▶ [WORK REQUIRED] Transcribe the entries that follow, word for word.

-- start of DATA SUPPLIED --

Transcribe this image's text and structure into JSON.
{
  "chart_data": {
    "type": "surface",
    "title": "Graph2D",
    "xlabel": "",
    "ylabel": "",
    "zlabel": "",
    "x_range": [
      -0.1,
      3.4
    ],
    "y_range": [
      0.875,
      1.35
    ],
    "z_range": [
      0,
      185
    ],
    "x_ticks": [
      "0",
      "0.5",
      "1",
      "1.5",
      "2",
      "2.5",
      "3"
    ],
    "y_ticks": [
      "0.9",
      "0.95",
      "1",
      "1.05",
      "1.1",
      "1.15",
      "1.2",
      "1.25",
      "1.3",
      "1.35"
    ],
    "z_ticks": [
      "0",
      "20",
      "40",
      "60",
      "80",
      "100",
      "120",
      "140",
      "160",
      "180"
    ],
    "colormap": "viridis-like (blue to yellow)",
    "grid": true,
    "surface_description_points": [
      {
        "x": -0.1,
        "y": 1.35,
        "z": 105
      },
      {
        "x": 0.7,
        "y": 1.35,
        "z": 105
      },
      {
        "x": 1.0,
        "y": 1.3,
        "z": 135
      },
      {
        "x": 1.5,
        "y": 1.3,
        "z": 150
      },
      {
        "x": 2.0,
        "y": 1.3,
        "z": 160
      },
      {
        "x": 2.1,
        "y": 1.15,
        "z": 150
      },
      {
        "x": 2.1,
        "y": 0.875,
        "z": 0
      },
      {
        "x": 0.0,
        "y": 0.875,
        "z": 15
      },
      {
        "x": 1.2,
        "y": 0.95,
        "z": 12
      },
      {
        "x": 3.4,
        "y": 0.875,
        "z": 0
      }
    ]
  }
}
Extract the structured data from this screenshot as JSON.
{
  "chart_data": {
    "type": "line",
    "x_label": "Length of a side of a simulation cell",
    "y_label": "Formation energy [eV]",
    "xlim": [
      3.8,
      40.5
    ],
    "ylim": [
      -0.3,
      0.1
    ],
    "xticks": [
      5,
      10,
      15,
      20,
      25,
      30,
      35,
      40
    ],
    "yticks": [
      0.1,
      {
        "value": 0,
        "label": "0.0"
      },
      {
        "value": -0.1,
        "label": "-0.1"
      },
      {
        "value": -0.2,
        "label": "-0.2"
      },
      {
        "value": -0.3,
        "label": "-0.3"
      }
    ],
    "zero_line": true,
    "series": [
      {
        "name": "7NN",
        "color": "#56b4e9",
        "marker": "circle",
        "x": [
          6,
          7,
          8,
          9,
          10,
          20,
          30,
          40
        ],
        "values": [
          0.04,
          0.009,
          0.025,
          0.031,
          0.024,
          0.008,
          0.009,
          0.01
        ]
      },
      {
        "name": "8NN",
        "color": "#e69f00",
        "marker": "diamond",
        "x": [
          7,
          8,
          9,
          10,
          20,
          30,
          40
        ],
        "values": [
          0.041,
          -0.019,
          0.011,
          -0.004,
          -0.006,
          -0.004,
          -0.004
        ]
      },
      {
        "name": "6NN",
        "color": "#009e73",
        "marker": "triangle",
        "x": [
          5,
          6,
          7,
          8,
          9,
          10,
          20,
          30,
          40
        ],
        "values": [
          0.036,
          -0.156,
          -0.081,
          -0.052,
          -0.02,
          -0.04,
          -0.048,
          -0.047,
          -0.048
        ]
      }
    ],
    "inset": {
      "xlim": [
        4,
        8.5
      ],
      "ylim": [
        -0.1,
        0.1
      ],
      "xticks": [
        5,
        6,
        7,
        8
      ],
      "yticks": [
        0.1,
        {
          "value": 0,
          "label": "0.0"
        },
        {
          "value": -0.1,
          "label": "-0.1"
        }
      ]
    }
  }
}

-- end of DATA SUPPLIED --

▶ [RESPONSE FOR THIS EXERCISE]
Transcribe this image's text and structure into JSON.
{
  "chart_data": {
    "type": "surface",
    "title": "Graph2D",
    "xlabel": "",
    "ylabel": "",
    "zlabel": "",
    "x_range": [
      -0.1,
      3.4
    ],
    "y_range": [
      0.875,
      1.35
    ],
    "z_range": [
      0,
      185
    ],
    "x_ticks": [
      "0",
      "0.5",
      "1",
      "1.5",
      "2",
      "2.5",
      "3"
    ],
    "y_ticks": [
      "0.9",
      "0.95",
      "1",
      "1.05",
      "1.1",
      "1.15",
      "1.2",
      "1.25",
      "1.3",
      "1.35"
    ],
    "z_ticks": [
      "0",
      "20",
      "40",
      "60",
      "80",
      "100",
      "120",
      "140",
      "160",
      "180"
    ],
    "colormap": "viridis-like (blue to yellow)",
    "grid": true,
    "surface_description_points": [
      {
        "x": -0.1,
        "y": 1.35,
        "z": 105
      },
      {
        "x": 0.7,
        "y": 1.35,
        "z": 105
      },
      {
        "x": 1.0,
        "y": 1.3,
        "z": 135
      },
      {
        "x": 1.5,
        "y": 1.3,
        "z": 150
      },
      {
        "x": 2.0,
        "y": 1.3,
        "z": 160
      },
      {
        "x": 2.1,
        "y": 1.15,
        "z": 150
      },
      {
        "x": 2.1,
        "y": 0.875,
        "z": 0
      },
      {
        "x": 0.0,
        "y": 0.875,
        "z": 15
      },
      {
        "x": 1.2,
        "y": 0.95,
        "z": 12
      },
      {
        "x": 3.4,
        "y": 0.875,
        "z": 0
      }
    ]
  }
}
Extract the structured data from this screenshot as JSON.
{
  "chart_data": {
    "type": "line",
    "x_label": "Length of a side of a simulation cell",
    "y_label": "Formation energy [eV]",
    "xlim": [
      3.8,
      40.5
    ],
    "ylim": [
      -0.3,
      0.1
    ],
    "xticks": [
      5,
      10,
      15,
      20,
      25,
      30,
      35,
      40
    ],
    "yticks": [
      0.1,
      {
        "value": 0,
        "label": "0.0"
      },
      {
        "value": -0.1,
        "label": "-0.1"
      },
      {
        "value": -0.2,
        "label": "-0.2"
      },
      {
        "value": -0.3,
        "label": "-0.3"
      }
    ],
    "zero_line": true,
    "series": [
      {
        "name": "7NN",
        "color": "#56b4e9",
        "marker": "circle",
        "x": [
          6,
          7,
          8,
          9,
          10,
          20,
          30,
          40
        ],
        "values": [
          0.04,
          0.009,
          0.025,
          0.031,
          0.024,
          0.008,
          0.009,
          0.01
        ]
      },
      {
        "name": "8NN",
        "color": "#e69f00",
        "marker": "diamond",
        "x": [
          7,
          8,
          9,
          10,
          20,
          30,
          40
        ],
        "values": [
          0.041,
          -0.019,
          0.011,
          -0.004,
          -0.006,
          -0.004,
          -0.004
        ]
      },
      {
        "name": "6NN",
        "color": "#009e73",
        "marker": "triangle",
        "x": [
          5,
          6,
          7,
          8,
          9,
          10,
          20,
          30,
          40
        ],
        "values": [
          0.036,
          -0.156,
          -0.081,
          -0.052,
          -0.02,
          -0.04,
          -0.048,
          -0.047,
          -0.048
        ]
      }
    ],
    "inset": {
      "xlim": [
        4,
        8.5
      ],
      "ylim": [
        -0.1,
        0.1
      ],
      "xticks": [
        5,
        6,
        7,
        8
      ],
      "yticks": [
        0.1,
        {
          "value": 0,
          "label": "0.0"
        },
        {
          "value": -0.1,
          "label": "-0.1"
        }
      ]
    }
  }
}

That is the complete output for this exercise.